◆ **The task**
Copy every line, leaving nothing out and adding nothing.

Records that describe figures
--------------------

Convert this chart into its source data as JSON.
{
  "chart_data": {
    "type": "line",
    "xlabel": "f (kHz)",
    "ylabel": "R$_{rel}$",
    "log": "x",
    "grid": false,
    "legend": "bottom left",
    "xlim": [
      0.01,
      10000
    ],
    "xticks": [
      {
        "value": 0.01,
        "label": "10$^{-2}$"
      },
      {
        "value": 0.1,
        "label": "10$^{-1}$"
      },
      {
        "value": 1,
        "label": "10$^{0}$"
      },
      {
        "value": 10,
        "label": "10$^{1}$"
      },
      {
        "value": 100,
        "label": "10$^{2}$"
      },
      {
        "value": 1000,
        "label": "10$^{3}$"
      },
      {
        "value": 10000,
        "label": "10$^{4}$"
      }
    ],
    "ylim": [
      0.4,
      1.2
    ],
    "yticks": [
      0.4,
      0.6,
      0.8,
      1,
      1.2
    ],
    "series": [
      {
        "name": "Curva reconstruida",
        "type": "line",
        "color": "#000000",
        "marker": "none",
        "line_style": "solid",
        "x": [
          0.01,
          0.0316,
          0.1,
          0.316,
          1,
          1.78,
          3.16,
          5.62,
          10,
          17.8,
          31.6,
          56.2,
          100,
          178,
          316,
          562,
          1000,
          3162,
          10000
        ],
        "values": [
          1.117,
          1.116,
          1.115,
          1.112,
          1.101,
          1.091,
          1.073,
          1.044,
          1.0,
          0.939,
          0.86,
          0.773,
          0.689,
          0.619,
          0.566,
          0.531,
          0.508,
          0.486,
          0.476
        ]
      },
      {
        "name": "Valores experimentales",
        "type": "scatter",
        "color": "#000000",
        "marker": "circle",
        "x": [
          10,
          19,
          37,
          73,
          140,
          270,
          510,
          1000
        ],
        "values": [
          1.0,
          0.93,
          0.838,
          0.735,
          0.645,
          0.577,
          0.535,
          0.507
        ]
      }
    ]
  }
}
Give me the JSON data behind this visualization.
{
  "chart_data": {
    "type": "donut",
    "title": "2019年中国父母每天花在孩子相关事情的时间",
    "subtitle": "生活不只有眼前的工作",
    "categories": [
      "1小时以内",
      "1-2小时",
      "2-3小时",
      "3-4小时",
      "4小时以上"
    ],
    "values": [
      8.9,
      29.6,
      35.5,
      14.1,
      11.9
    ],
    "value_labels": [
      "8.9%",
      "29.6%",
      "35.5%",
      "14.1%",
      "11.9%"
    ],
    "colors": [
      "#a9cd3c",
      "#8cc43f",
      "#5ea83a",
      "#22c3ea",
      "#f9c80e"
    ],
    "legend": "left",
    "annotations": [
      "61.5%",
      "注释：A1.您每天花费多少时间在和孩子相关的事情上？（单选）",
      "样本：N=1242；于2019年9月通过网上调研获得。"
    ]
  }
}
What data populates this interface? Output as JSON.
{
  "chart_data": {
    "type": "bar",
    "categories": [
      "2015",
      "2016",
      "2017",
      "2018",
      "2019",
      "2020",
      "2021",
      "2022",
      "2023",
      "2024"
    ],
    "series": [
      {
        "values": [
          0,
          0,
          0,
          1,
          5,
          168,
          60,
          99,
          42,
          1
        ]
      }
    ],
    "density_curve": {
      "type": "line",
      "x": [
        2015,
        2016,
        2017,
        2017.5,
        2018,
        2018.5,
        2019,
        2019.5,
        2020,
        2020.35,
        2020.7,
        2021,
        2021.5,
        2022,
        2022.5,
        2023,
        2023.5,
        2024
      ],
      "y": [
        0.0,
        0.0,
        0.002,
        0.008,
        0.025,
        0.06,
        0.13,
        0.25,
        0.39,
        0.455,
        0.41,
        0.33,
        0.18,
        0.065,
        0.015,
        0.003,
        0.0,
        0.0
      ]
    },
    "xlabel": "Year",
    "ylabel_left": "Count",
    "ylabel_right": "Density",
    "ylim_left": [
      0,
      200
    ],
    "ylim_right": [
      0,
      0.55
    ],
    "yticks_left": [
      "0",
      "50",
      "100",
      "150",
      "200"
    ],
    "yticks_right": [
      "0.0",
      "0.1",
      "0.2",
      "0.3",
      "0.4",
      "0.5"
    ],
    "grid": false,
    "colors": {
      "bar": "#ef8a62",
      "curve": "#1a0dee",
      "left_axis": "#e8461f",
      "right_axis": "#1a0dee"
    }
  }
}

--------------------

◆ **Reply to the task**
Convert this chart into its source data as JSON.
{
  "chart_data": {
    "type": "line",
    "xlabel": "f (kHz)",
    "ylabel": "R$_{rel}$",
    "log": "x",
    "grid": false,
    "legend": "bottom left",
    "xlim": [
      0.01,
      10000
    ],
    "xticks": [
      {
        "value": 0.01,
        "label": "10$^{-2}$"
      },
      {
        "value": 0.1,
        "label": "10$^{-1}$"
      },
      {
        "value": 1,
        "label": "10$^{0}$"
      },
      {
        "value": 10,
        "label": "10$^{1}$"
      },
      {
        "value": 100,
        "label": "10$^{2}$"
      },
      {
        "value": 1000,
        "label": "10$^{3}$"
      },
      {
        "value": 10000,
        "label": "10$^{4}$"
      }
    ],
    "ylim": [
      0.4,
      1.2
    ],
    "yticks": [
      0.4,
      0.6,
      0.8,
      1,
      1.2
    ],
    "series": [
      {
        "name": "Curva reconstruida",
        "type": "line",
        "color": "#000000",
        "marker": "none",
        "line_style": "solid",
        "x": [
          0.01,
          0.0316,
          0.1,
          0.316,
          1,
          1.78,
          3.16,
          5.62,
          10,
          17.8,
          31.6,
          56.2,
          100,
          178,
          316,
          562,
          1000,
          3162,
          10000
        ],
        "values": [
          1.117,
          1.116,
          1.115,
          1.112,
          1.101,
          1.091,
          1.073,
          1.044,
          1.0,
          0.939,
          0.86,
          0.773,
          0.689,
          0.619,
          0.566,
          0.531,
          0.508,
          0.486,
          0.476
        ]
      },
      {
        "name": "Valores experimentales",
        "type": "scatter",
        "color": "#000000",
        "marker": "circle",
        "x": [
          10,
          19,
          37,
          73,
          140,
          270,
          510,
          1000
        ],
        "values": [
          1.0,
          0.93,
          0.838,
          0.735,
          0.645,
          0.577,
          0.535,
          0.507
        ]
      }
    ]
  }
}
Give me the JSON data behind this visualization.
{
  "chart_data": {
    "type": "donut",
    "title": "2019年中国父母每天花在孩子相关事情的时间",
    "subtitle": "生活不只有眼前的工作",
    "categories": [
      "1小时以内",
      "1-2小时",
      "2-3小时",
      "3-4小时",
      "4小时以上"
    ],
    "values": [
      8.9,
      29.6,
      35.5,
      14.1,
      11.9
    ],
    "value_labels": [
      "8.9%",
      "29.6%",
      "35.5%",
      "14.1%",
      "11.9%"
    ],
    "colors": [
      "#a9cd3c",
      "#8cc43f",
      "#5ea83a",
      "#22c3ea",
      "#f9c80e"
    ],
    "legend": "left",
    "annotations": [
      "61.5%",
      "注释：A1.您每天花费多少时间在和孩子相关的事情上？（单选）",
      "样本：N=1242；于2019年9月通过网上调研获得。"
    ]
  }
}
What data populates this interface? Output as JSON.
{
  "chart_data": {
    "type": "bar",
    "categories": [
      "2015",
      "2016",
      "2017",
      "2018",
      "2019",
      "2020",
      "2021",
      "2022",
      "2023",
      "2024"
    ],
    "series": [
      {
        "values": [
          0,
          0,
          0,
          1,
          5,
          168,
          60,
          99,
          42,
          1
        ]
      }
    ],
    "density_curve": {
      "type": "line",
      "x": [
        2015,
        2016,
        2017,
        2017.5,
        2018,
        2018.5,
        2019,
        2019.5,
        2020,
        2020.35,
        2020.7,
        2021,
        2021.5,
        2022,
        2022.5,
        2023,
        2023.5,
        2024
      ],
      "y": [
        0.0,
        0.0,
        0.002,
        0.008,
        0.025,
        0.06,
        0.13,
        0.25,
        0.39,
        0.455,
        0.41,
        0.33,
        0.18,
        0.065,
        0.015,
        0.003,
        0.0,
        0.0
      ]
    },
    "xlabel": "Year",
    "ylabel_left": "Count",
    "ylabel_right": "Density",
    "ylim_left": [
      0,
      200
    ],
    "ylim_right": [
      0,
      0.55
    ],
    "yticks_left": [
      "0",
      "50",
      "100",
      "150",
      "200"
    ],
    "yticks_right": [
      "0.0",
      "0.1",
      "0.2",
      "0.3",
      "0.4",
      "0.5"
    ],
    "grid": false,
    "colors": {
      "bar": "#ef8a62",
      "curve": "#1a0dee",
      "left_axis": "#e8461f",
      "right_axis": "#1a0dee"
    }
  }
}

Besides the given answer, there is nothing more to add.